- **TASK INSTRUCTIONS**
Please give the data below again in full, exactly as it stands.

-- BEGIN LISTED RECORDS --

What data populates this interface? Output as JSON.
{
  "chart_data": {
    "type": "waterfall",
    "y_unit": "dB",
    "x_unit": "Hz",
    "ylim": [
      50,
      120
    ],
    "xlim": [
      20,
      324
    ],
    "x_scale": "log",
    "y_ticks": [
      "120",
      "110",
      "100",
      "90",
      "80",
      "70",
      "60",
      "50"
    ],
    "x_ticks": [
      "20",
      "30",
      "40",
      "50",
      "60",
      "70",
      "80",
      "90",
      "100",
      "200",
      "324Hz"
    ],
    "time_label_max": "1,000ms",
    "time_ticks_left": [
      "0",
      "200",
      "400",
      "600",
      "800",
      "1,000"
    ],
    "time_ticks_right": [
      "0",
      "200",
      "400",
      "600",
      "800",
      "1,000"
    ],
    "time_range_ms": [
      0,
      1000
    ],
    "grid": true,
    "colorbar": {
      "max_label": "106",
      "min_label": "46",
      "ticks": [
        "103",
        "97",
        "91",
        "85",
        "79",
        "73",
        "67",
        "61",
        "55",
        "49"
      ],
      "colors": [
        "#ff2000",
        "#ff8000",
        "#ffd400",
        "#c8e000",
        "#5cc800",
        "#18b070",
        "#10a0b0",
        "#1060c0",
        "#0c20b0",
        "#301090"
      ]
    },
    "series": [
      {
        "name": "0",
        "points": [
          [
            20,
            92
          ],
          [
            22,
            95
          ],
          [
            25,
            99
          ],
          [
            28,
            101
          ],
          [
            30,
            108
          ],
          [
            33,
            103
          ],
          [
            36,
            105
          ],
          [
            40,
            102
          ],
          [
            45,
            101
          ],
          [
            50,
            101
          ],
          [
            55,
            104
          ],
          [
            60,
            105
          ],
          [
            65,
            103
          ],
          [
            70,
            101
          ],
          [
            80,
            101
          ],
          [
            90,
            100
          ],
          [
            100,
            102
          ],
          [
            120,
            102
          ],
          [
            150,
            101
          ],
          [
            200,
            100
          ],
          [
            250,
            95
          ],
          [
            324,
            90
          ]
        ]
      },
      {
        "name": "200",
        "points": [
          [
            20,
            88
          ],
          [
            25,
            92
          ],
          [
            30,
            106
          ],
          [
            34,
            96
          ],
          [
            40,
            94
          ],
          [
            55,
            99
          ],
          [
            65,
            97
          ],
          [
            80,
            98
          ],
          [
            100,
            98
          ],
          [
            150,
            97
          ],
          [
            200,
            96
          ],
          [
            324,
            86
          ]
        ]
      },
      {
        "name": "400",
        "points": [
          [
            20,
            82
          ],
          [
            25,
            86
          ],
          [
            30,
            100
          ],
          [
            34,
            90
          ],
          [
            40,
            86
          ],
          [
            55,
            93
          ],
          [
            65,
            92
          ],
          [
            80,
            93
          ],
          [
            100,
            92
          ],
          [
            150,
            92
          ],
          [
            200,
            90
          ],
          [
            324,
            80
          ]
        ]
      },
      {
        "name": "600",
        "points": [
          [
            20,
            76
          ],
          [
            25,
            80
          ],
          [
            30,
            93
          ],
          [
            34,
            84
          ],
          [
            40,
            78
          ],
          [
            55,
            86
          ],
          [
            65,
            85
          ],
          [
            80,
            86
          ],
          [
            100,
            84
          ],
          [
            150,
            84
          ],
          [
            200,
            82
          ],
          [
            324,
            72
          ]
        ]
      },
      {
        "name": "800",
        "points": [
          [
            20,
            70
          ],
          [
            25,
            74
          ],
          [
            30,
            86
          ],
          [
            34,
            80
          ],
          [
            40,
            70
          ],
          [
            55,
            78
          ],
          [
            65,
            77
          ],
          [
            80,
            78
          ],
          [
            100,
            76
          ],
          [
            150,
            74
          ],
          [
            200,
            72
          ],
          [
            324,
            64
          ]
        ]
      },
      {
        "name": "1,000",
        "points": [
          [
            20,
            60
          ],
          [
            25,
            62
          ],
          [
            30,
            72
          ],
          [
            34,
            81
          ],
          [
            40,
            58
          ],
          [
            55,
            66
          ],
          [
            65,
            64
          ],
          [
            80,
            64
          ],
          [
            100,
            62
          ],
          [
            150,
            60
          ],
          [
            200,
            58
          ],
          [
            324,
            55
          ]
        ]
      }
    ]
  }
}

-- END LISTED RECORDS --

- **COMPLETE ANSWER**
What data populates this interface? Output as JSON.
{
  "chart_data": {
    "type": "waterfall",
    "y_unit": "dB",
    "x_unit": "Hz",
    "ylim": [
      50,
      120
    ],
    "xlim": [
      20,
      324
    ],
    "x_scale": "log",
    "y_ticks": [
      "120",
      "110",
      "100",
      "90",
      "80",
      "70",
      "60",
      "50"
    ],
    "x_ticks": [
      "20",
      "30",
      "40",
      "50",
      "60",
      "70",
      "80",
      "90",
      "100",
      "200",
      "324Hz"
    ],
    "time_label_max": "1,000ms",
    "time_ticks_left": [
      "0",
      "200",
      "400",
      "600",
      "800",
      "1,000"
    ],
    "time_ticks_right": [
      "0",
      "200",
      "400",
      "600",
      "800",
      "1,000"
    ],
    "time_range_ms": [
      0,
      1000
    ],
    "grid": true,
    "colorbar": {
      "max_label": "106",
      "min_label": "46",
      "ticks": [
        "103",
        "97",
        "91",
        "85",
        "79",
        "73",
        "67",
        "61",
        "55",
        "49"
      ],
      "colors": [
        "#ff2000",
        "#ff8000",
        "#ffd400",
        "#c8e000",
        "#5cc800",
        "#18b070",
        "#10a0b0",
        "#1060c0",
        "#0c20b0",
        "#301090"
      ]
    },
    "series": [
      {
        "name": "0",
        "points": [
          [
            20,
            92
          ],
          [
            22,
            95
          ],
          [
            25,
            99
          ],
          [
            28,
            101
          ],
          [
            30,
            108
          ],
          [
            33,
            103
          ],
          [
            36,
            105
          ],
          [
            40,
            102
          ],
          [
            45,
            101
          ],
          [
            50,
            101
          ],
          [
            55,
            104
          ],
          [
            60,
            105
          ],
          [
            65,
            103
          ],
          [
            70,
            101
          ],
          [
            80,
            101
          ],
          [
            90,
            100
          ],
          [
            100,
            102
          ],
          [
            120,
            102
          ],
          [
            150,
            101
          ],
          [
            200,
            100
          ],
          [
            250,
            95
          ],
          [
            324,
            90
          ]
        ]
      },
      {
        "name": "200",
        "points": [
          [
            20,
            88
          ],
          [
            25,
            92
          ],
          [
            30,
            106
          ],
          [
            34,
            96
          ],
          [
            40,
            94
          ],
          [
            55,
            99
          ],
          [
            65,
            97
          ],
          [
            80,
            98
          ],
          [
            100,
            98
          ],
          [
            150,
            97
          ],
          [
            200,
            96
          ],
          [
            324,
            86
          ]
        ]
      },
      {
        "name": "400",
        "points": [
          [
            20,
            82
          ],
          [
            25,
            86
          ],
          [
            30,
            100
          ],
          [
            34,
            90
          ],
          [
            40,
            86
          ],
          [
            55,
            93
          ],
          [
            65,
            92
          ],
          [
            80,
            93
          ],
          [
            100,
            92
          ],
          [
            150,
            92
          ],
          [
            200,
            90
          ],
          [
            324,
            80
          ]
        ]
      },
      {
        "name": "600",
        "points": [
          [
            20,
            76
          ],
          [
            25,
            80
          ],
          [
            30,
            93
          ],
          [
            34,
            84
          ],
          [
            40,
            78
          ],
          [
            55,
            86
          ],
          [
            65,
            85
          ],
          [
            80,
            86
          ],
          [
            100,
            84
          ],
          [
            150,
            84
          ],
          [
            200,
            82
          ],
          [
            324,
            72
          ]
        ]
      },
      {
        "name": "800",
        "points": [
          [
            20,
            70
          ],
          [
            25,
            74
          ],
          [
            30,
            86
          ],
          [
            34,
            80
          ],
          [
            40,
            70
          ],
          [
            55,
            78
          ],
          [
            65,
            77
          ],
          [
            80,
            78
          ],
          [
            100,
            76
          ],
          [
            150,
            74
          ],
          [
            200,
            72
          ],
          [
            324,
            64
          ]
        ]
      },
      {
        "name": "1,000",
        "points": [
          [
            20,
            60
          ],
          [
            25,
            62
          ],
          [
            30,
            72
          ],
          [
            34,
            81
          ],
          [
            40,
            58
          ],
          [
            55,
            66
          ],
          [
            65,
            64
          ],
          [
            80,
            64
          ],
          [
            100,
            62
          ],
          [
            150,
            60
          ],
          [
            200,
            58
          ],
          [
            324,
            55
          ]
        ]
      }
    ]
  }
}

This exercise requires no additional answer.